Collected data entries:
■ ■ ■
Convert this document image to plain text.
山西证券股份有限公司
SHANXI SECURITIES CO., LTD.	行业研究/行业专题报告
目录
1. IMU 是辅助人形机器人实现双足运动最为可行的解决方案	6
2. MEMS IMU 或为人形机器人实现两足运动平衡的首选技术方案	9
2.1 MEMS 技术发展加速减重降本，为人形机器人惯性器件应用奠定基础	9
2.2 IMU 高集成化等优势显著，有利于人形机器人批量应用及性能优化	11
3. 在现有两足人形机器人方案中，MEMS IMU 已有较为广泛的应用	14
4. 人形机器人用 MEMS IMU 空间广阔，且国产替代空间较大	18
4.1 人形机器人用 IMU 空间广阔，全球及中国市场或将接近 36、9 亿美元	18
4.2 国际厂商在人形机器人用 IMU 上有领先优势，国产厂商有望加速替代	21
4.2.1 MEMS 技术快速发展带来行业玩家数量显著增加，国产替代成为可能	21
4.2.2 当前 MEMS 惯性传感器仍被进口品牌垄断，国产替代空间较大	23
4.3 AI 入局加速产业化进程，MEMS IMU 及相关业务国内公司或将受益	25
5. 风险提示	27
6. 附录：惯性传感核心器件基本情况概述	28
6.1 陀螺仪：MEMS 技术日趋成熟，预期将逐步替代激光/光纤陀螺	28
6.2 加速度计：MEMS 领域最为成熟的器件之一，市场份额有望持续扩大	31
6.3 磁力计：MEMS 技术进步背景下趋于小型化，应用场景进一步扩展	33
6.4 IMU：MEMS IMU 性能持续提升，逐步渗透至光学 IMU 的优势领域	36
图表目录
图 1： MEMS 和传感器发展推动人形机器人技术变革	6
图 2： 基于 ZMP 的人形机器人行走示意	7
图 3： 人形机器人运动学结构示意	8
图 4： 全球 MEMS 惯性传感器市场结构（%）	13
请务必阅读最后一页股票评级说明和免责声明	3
■ ■ ■
Written instruction: Read through the entries and copy each line in which "空间广阔" appears.

Answer for the task:
4. 人形机器人用 MEMS IMU 空间广阔，且国产替代空间较大	18
4.1 人形机器人用 IMU 空间广阔，全球及中国市场或将接近 36、9 亿美元	18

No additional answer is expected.